* _Task requirements_
Quote the stretch of the passage on technical (STEM) learning from "Most of my background" through "in other areas.", word for word.

* _Document segment_
--------
What makes technical (STEM) learning different?
Different subject areas demand a different type of thinking and a different way of constructing knowledge. What makes technical, or STEM, learning different?
Most of my background in learning design and education has involved what you could call technical learning in the fields of engineering, science, mathematics, and technology.
Some might even rearrange those words and call it by a handy acronym - STEM. For the purposes of this discussion, I am choosing to broaden ‘technical’ learning to other fields outside of science, technology, engineering and mathematics when they become… more technical. For example, an English teacher teaching the precise structure of language, or an Arts lecturer teaching the science and process behind screen printing. These are technical topics within non-technical fields.
Part of being a Learning Designer in a university has exposed me to other fields of learning, and for various reasons I’ve been thinking lately about how the nature of technical learning (or STEM) compares to learning in other areas.
For me, these are the two features that distinguish technical learning (or STEM) compared to other fields.
--------
* _Supplied records_
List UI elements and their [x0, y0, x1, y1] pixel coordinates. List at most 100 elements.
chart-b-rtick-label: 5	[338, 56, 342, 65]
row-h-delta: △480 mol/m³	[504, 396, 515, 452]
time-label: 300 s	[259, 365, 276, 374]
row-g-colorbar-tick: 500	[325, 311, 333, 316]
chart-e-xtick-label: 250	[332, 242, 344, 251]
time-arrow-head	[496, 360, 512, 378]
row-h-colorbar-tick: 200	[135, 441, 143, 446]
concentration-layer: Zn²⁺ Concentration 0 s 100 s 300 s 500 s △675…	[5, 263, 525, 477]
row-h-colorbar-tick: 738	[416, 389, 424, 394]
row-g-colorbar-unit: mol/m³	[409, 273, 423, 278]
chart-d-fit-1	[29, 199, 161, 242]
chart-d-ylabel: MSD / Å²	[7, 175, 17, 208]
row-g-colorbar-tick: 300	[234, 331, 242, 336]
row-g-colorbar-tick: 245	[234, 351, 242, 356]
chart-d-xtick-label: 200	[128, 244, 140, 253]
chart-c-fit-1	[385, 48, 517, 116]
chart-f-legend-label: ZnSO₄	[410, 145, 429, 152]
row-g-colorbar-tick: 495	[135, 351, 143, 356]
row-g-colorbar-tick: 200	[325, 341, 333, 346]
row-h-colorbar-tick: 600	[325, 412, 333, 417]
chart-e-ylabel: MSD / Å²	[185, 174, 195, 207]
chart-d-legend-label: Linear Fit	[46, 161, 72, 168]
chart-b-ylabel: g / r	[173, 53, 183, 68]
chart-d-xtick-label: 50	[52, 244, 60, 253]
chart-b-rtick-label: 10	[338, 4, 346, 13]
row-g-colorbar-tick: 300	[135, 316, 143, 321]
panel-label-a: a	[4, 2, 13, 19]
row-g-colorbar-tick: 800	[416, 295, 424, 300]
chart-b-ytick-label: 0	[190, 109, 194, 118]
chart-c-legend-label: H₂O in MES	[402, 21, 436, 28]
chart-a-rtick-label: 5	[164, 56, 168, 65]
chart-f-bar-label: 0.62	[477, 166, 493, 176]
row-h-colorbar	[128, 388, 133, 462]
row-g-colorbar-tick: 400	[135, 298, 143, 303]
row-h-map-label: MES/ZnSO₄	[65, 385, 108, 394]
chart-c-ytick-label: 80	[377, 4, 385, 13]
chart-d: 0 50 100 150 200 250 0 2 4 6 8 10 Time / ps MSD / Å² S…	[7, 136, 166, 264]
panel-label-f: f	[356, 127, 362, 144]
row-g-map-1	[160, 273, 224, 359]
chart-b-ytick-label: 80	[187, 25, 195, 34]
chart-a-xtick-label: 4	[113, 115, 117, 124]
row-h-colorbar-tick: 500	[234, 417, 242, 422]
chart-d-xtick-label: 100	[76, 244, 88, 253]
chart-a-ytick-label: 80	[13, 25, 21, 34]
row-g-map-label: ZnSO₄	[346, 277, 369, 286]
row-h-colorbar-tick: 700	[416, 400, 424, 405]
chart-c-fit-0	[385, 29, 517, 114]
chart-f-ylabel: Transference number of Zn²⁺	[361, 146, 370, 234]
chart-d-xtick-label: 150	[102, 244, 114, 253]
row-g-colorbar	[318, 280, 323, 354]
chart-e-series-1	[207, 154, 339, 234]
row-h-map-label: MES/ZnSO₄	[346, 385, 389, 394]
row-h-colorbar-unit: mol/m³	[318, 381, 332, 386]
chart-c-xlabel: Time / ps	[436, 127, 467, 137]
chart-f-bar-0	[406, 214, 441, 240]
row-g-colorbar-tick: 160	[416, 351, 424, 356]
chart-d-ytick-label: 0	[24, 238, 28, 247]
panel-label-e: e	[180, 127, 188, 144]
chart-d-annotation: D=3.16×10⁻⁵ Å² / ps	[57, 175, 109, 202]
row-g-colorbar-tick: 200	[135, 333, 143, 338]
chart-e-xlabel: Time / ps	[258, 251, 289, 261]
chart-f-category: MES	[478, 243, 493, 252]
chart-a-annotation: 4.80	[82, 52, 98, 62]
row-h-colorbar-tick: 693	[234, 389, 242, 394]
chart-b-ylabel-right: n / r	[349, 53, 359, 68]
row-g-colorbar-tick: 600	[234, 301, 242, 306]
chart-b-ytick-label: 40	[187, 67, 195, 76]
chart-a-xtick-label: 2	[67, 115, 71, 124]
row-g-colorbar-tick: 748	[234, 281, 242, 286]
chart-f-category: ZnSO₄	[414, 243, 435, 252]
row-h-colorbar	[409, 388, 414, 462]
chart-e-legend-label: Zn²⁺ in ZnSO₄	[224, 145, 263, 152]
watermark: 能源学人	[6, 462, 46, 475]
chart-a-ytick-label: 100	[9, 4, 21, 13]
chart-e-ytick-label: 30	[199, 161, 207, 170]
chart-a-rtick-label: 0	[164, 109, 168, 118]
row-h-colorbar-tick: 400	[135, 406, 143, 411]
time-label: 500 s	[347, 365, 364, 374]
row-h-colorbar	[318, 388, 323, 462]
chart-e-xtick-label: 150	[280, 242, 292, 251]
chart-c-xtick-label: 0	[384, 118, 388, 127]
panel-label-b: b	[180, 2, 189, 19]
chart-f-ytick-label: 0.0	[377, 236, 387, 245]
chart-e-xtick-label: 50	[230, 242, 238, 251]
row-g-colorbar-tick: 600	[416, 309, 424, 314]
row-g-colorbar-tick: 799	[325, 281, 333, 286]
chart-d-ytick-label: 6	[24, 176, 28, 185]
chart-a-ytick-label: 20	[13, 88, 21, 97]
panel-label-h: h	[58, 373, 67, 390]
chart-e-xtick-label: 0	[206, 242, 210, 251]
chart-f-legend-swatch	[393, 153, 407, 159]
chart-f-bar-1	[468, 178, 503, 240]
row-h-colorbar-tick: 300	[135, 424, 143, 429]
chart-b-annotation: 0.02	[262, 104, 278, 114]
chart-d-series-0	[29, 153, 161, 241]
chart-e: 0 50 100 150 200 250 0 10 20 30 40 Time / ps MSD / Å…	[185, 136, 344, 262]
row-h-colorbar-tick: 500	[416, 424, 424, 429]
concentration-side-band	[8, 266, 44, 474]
--------
* _Response to this exercise_
Most of my background in learning design and education has involved what you could call technical learning in the fields of engineering, science, mathematics, and technology.
Some might even rearrange those words and call it by a handy acronym - STEM. For the purposes of this discussion, I am choosing to broaden ‘technical’ learning to other fields outside of science, technology, engineering and mathematics when they become… more technical. For example, an English teacher teaching the precise structure of language, or an Arts lecturer teaching the science and process behind screen printing. These are technical topics within non-technical fields.
Part of being a Learning Designer in a university has exposed me to other fields of learning, and for various reasons I’ve been thinking lately about how the nature of technical learning (or STEM) compares to learning in other areas.